WRITTEN EXERCISE: Repeat the data below with "Station Notice" swapped for "Service Notice" everywhere, leaving every other character unchanged.

INFORMATION PROVIDED:

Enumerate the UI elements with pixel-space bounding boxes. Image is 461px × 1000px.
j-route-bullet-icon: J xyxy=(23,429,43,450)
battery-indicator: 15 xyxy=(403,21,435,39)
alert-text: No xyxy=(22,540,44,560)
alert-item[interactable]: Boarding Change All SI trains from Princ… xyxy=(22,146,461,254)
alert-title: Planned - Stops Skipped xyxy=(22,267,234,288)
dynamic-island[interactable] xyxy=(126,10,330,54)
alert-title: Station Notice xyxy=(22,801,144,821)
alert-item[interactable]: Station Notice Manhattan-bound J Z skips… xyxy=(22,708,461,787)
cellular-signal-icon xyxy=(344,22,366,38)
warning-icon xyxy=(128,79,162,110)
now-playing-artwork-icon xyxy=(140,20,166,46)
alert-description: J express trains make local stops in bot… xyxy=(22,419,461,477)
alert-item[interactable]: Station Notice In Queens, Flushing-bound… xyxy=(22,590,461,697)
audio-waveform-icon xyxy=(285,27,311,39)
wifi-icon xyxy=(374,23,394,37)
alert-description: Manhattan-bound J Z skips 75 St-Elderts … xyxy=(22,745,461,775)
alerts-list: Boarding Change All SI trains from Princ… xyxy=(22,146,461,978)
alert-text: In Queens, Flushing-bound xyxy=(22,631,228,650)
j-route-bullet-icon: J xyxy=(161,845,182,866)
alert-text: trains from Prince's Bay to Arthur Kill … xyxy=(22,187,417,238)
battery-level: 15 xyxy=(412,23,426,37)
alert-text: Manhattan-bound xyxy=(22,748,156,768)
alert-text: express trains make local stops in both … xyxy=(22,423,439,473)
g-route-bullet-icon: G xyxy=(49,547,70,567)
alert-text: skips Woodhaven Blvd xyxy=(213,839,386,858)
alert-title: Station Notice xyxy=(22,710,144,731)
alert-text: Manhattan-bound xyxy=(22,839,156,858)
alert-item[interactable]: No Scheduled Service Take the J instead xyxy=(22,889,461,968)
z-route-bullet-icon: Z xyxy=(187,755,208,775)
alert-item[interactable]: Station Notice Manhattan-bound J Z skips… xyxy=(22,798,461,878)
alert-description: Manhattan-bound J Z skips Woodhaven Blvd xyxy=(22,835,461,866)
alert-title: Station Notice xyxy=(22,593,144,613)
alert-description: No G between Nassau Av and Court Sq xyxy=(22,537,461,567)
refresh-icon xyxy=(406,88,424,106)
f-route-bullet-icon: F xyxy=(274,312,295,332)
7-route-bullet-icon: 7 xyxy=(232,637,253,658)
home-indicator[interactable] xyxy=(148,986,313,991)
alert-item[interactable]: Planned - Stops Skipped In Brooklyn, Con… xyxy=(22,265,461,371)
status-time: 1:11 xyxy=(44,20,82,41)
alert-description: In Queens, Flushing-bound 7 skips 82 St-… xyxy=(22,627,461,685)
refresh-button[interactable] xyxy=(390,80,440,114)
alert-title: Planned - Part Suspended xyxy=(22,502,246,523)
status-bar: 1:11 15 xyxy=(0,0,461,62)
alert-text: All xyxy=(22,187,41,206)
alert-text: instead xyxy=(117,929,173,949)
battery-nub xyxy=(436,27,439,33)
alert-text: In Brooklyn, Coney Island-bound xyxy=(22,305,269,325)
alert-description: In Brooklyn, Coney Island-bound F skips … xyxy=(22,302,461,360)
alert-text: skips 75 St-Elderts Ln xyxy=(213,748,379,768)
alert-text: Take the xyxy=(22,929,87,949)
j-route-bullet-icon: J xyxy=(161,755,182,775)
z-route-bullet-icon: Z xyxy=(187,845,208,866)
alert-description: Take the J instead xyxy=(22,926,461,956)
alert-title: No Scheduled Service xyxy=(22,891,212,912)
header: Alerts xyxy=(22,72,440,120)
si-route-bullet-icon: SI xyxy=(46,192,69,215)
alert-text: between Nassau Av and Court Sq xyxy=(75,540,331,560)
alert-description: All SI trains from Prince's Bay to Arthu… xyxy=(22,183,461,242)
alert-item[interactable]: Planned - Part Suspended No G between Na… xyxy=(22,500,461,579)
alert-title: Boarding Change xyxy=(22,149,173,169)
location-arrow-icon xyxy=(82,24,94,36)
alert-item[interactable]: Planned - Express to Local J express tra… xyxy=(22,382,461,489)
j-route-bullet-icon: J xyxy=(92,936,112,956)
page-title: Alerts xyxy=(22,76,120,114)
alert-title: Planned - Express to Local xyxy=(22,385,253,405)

TASK RESULT:
Enumerate the UI elements with pixel-space bounding boxes. Image is 461px × 1000px.
j-route-bullet-icon: J xyxy=(23,429,43,450)
battery-indicator: 15 xyxy=(403,21,435,39)
alert-text: No xyxy=(22,540,44,560)
alert-item[interactable]: Boarding Change All SI trains from Princ… xyxy=(22,146,461,254)
alert-title: Planned - Stops Skipped xyxy=(22,267,234,288)
dynamic-island[interactable] xyxy=(126,10,330,54)
alert-title: Service Notice xyxy=(22,801,144,821)
alert-item[interactable]: Service Notice Manhattan-bound J Z skips… xyxy=(22,708,461,787)
cellular-signal-icon xyxy=(344,22,366,38)
warning-icon xyxy=(128,79,162,110)
now-playing-artwork-icon xyxy=(140,20,166,46)
alert-description: J express trains make local stops in bot… xyxy=(22,419,461,477)
alert-item[interactable]: Service Notice In Queens, Flushing-bound… xyxy=(22,590,461,697)
audio-waveform-icon xyxy=(285,27,311,39)
wifi-icon xyxy=(374,23,394,37)
alert-description: Manhattan-bound J Z skips 75 St-Elderts … xyxy=(22,745,461,775)
alerts-list: Boarding Change All SI trains from Princ… xyxy=(22,146,461,978)
alert-text: In Queens, Flushing-bound xyxy=(22,631,228,650)
j-route-bullet-icon: J xyxy=(161,845,182,866)
alert-text: trains from Prince's Bay to Arthur Kill … xyxy=(22,187,417,238)
battery-level: 15 xyxy=(412,23,426,37)
alert-text: Manhattan-bound xyxy=(22,748,156,768)
alert-text: express trains make local stops in both … xyxy=(22,423,439,473)
g-route-bullet-icon: G xyxy=(49,547,70,567)
alert-text: skips Woodhaven Blvd xyxy=(213,839,386,858)
alert-title: Service Notice xyxy=(22,710,144,731)
alert-text: Manhattan-bound xyxy=(22,839,156,858)
alert-item[interactable]: No Scheduled Service Take the J instead xyxy=(22,889,461,968)
z-route-bullet-icon: Z xyxy=(187,755,208,775)
alert-item[interactable]: Service Notice Manhattan-bound J Z skips… xyxy=(22,798,461,878)
alert-description: Manhattan-bound J Z skips Woodhaven Blvd xyxy=(22,835,461,866)
alert-title: Service Notice xyxy=(22,593,144,613)
alert-description: No G between Nassau Av and Court Sq xyxy=(22,537,461,567)
refresh-icon xyxy=(406,88,424,106)
f-route-bullet-icon: F xyxy=(274,312,295,332)
7-route-bullet-icon: 7 xyxy=(232,637,253,658)
home-indicator[interactable] xyxy=(148,986,313,991)
alert-item[interactable]: Planned - Stops Skipped In Brooklyn, Con… xyxy=(22,265,461,371)
status-time: 1:11 xyxy=(44,20,82,41)
alert-description: In Queens, Flushing-bound 7 skips 82 St-… xyxy=(22,627,461,685)
refresh-button[interactable] xyxy=(390,80,440,114)
alert-title: Planned - Part Suspended xyxy=(22,502,246,523)
status-bar: 1:11 15 xyxy=(0,0,461,62)
alert-text: All xyxy=(22,187,41,206)
alert-text: instead xyxy=(117,929,173,949)
battery-nub xyxy=(436,27,439,33)
alert-text: In Brooklyn, Coney Island-bound xyxy=(22,305,269,325)
alert-description: In Brooklyn, Coney Island-bound F skips … xyxy=(22,302,461,360)
alert-text: skips 75 St-Elderts Ln xyxy=(213,748,379,768)
alert-text: Take the xyxy=(22,929,87,949)
j-route-bullet-icon: J xyxy=(161,755,182,775)
z-route-bullet-icon: Z xyxy=(187,845,208,866)
alert-description: Take the J instead xyxy=(22,926,461,956)
alert-title: No Scheduled Service xyxy=(22,891,212,912)
header: Alerts xyxy=(22,72,440,120)
si-route-bullet-icon: SI xyxy=(46,192,69,215)
alert-text: between Nassau Av and Court Sq xyxy=(75,540,331,560)
alert-description: All SI trains from Prince's Bay to Arthu… xyxy=(22,183,461,242)
alert-item[interactable]: Planned - Part Suspended No G between Na… xyxy=(22,500,461,579)
alert-title: Boarding Change xyxy=(22,149,173,169)
location-arrow-icon xyxy=(82,24,94,36)
alert-item[interactable]: Planned - Express to Local J express tra… xyxy=(22,382,461,489)
j-route-bullet-icon: J xyxy=(92,936,112,956)
page-title: Alerts xyxy=(22,76,120,114)
alert-title: Planned - Express to Local xyxy=(22,385,253,405)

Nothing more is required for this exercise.